[BRIEF] Please update these records, changing every "chevron-right-icon" to "arrow-right-icon" and leaving everything else the same.

-- -- --

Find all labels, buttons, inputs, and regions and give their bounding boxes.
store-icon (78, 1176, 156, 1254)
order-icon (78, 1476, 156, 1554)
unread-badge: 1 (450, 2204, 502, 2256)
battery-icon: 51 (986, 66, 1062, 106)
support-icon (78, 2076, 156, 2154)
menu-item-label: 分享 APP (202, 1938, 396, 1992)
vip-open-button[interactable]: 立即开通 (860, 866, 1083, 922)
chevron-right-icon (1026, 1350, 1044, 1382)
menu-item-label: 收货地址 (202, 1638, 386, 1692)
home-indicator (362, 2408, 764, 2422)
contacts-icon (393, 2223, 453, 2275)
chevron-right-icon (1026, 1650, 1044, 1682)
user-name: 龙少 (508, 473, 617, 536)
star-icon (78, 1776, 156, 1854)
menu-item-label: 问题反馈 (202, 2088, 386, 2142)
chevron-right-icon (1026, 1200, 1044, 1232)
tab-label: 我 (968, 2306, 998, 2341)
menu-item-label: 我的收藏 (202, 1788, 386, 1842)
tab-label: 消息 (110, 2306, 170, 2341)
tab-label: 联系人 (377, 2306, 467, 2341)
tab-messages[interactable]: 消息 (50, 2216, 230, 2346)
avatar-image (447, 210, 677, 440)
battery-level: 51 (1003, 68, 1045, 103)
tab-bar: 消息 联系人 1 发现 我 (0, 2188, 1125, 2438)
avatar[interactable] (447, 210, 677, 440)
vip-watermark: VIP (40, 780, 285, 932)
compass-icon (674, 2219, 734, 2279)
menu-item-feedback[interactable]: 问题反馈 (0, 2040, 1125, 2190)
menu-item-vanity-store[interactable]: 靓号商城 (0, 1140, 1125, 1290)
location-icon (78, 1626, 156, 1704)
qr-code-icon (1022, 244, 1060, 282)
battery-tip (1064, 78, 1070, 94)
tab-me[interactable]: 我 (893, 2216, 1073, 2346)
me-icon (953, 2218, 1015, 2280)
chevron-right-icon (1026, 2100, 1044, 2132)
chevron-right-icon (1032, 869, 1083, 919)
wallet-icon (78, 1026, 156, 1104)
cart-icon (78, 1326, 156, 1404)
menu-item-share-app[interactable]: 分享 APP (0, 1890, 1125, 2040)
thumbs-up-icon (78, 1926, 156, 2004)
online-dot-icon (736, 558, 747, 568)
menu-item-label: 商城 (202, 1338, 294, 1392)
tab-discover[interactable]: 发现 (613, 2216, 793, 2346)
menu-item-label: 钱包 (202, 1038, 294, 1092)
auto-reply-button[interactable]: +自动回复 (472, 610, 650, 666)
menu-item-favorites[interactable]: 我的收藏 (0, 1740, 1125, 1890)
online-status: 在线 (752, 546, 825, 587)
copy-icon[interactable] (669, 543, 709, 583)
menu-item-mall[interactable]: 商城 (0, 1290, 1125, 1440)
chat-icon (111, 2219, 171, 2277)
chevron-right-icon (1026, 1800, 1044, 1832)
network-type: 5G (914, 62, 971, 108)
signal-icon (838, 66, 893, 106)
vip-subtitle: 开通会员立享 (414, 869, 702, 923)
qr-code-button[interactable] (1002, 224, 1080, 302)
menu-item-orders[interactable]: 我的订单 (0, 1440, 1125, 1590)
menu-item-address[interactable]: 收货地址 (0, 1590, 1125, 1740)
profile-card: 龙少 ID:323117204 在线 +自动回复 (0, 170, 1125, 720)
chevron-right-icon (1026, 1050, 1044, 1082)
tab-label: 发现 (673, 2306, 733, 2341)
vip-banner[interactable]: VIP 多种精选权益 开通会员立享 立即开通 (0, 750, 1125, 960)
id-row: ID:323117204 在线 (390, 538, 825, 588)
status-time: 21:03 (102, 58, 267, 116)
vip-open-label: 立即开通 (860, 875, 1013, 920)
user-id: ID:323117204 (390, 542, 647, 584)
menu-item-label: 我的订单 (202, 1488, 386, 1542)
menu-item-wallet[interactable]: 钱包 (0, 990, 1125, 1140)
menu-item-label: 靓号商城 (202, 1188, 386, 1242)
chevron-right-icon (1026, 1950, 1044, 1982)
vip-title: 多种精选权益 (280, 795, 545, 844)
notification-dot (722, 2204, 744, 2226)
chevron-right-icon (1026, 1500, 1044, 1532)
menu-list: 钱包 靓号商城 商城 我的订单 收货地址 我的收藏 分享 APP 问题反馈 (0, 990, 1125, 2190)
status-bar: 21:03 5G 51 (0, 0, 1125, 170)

-- -- --

[THE OUTPUT]
Find all labels, buttons, inputs, and regions and give their bounding boxes.
store-icon (78, 1176, 156, 1254)
order-icon (78, 1476, 156, 1554)
unread-badge: 1 (450, 2204, 502, 2256)
battery-icon: 51 (986, 66, 1062, 106)
support-icon (78, 2076, 156, 2154)
menu-item-label: 分享 APP (202, 1938, 396, 1992)
vip-open-button[interactable]: 立即开通 (860, 866, 1083, 922)
arrow-right-icon (1026, 1350, 1044, 1382)
menu-item-label: 收货地址 (202, 1638, 386, 1692)
home-indicator (362, 2408, 764, 2422)
contacts-icon (393, 2223, 453, 2275)
arrow-right-icon (1026, 1650, 1044, 1682)
user-name: 龙少 (508, 473, 617, 536)
star-icon (78, 1776, 156, 1854)
menu-item-label: 问题反馈 (202, 2088, 386, 2142)
arrow-right-icon (1026, 1200, 1044, 1232)
tab-label: 我 (968, 2306, 998, 2341)
menu-item-label: 我的收藏 (202, 1788, 386, 1842)
tab-label: 消息 (110, 2306, 170, 2341)
tab-label: 联系人 (377, 2306, 467, 2341)
tab-messages[interactable]: 消息 (50, 2216, 230, 2346)
avatar-image (447, 210, 677, 440)
battery-level: 51 (1003, 68, 1045, 103)
tab-bar: 消息 联系人 1 发现 我 (0, 2188, 1125, 2438)
avatar[interactable] (447, 210, 677, 440)
vip-watermark: VIP (40, 780, 285, 932)
compass-icon (674, 2219, 734, 2279)
menu-item-feedback[interactable]: 问题反馈 (0, 2040, 1125, 2190)
menu-item-vanity-store[interactable]: 靓号商城 (0, 1140, 1125, 1290)
location-icon (78, 1626, 156, 1704)
qr-code-icon (1022, 244, 1060, 282)
battery-tip (1064, 78, 1070, 94)
tab-me[interactable]: 我 (893, 2216, 1073, 2346)
me-icon (953, 2218, 1015, 2280)
arrow-right-icon (1026, 2100, 1044, 2132)
arrow-right-icon (1032, 869, 1083, 919)
wallet-icon (78, 1026, 156, 1104)
cart-icon (78, 1326, 156, 1404)
menu-item-share-app[interactable]: 分享 APP (0, 1890, 1125, 2040)
thumbs-up-icon (78, 1926, 156, 2004)
online-dot-icon (736, 558, 747, 568)
menu-item-label: 商城 (202, 1338, 294, 1392)
tab-discover[interactable]: 发现 (613, 2216, 793, 2346)
menu-item-label: 钱包 (202, 1038, 294, 1092)
auto-reply-button[interactable]: +自动回复 (472, 610, 650, 666)
menu-item-favorites[interactable]: 我的收藏 (0, 1740, 1125, 1890)
online-status: 在线 (752, 546, 825, 587)
copy-icon[interactable] (669, 543, 709, 583)
menu-item-mall[interactable]: 商城 (0, 1290, 1125, 1440)
chat-icon (111, 2219, 171, 2277)
arrow-right-icon (1026, 1800, 1044, 1832)
network-type: 5G (914, 62, 971, 108)
signal-icon (838, 66, 893, 106)
vip-subtitle: 开通会员立享 (414, 869, 702, 923)
qr-code-button[interactable] (1002, 224, 1080, 302)
menu-item-orders[interactable]: 我的订单 (0, 1440, 1125, 1590)
menu-item-address[interactable]: 收货地址 (0, 1590, 1125, 1740)
profile-card: 龙少 ID:323117204 在线 +自动回复 (0, 170, 1125, 720)
arrow-right-icon (1026, 1050, 1044, 1082)
tab-label: 发现 (673, 2306, 733, 2341)
vip-banner[interactable]: VIP 多种精选权益 开通会员立享 立即开通 (0, 750, 1125, 960)
id-row: ID:323117204 在线 (390, 538, 825, 588)
status-time: 21:03 (102, 58, 267, 116)
vip-open-label: 立即开通 (860, 875, 1013, 920)
user-id: ID:323117204 (390, 542, 647, 584)
menu-item-label: 我的订单 (202, 1488, 386, 1542)
menu-item-wallet[interactable]: 钱包 (0, 990, 1125, 1140)
menu-item-label: 靓号商城 (202, 1188, 386, 1242)
arrow-right-icon (1026, 1950, 1044, 1982)
vip-title: 多种精选权益 (280, 795, 545, 844)
notification-dot (722, 2204, 744, 2226)
arrow-right-icon (1026, 1500, 1044, 1532)
menu-list: 钱包 靓号商城 商城 我的订单 收货地址 我的收藏 分享 APP 问题反馈 (0, 990, 1125, 2190)
status-bar: 21:03 5G 51 (0, 0, 1125, 170)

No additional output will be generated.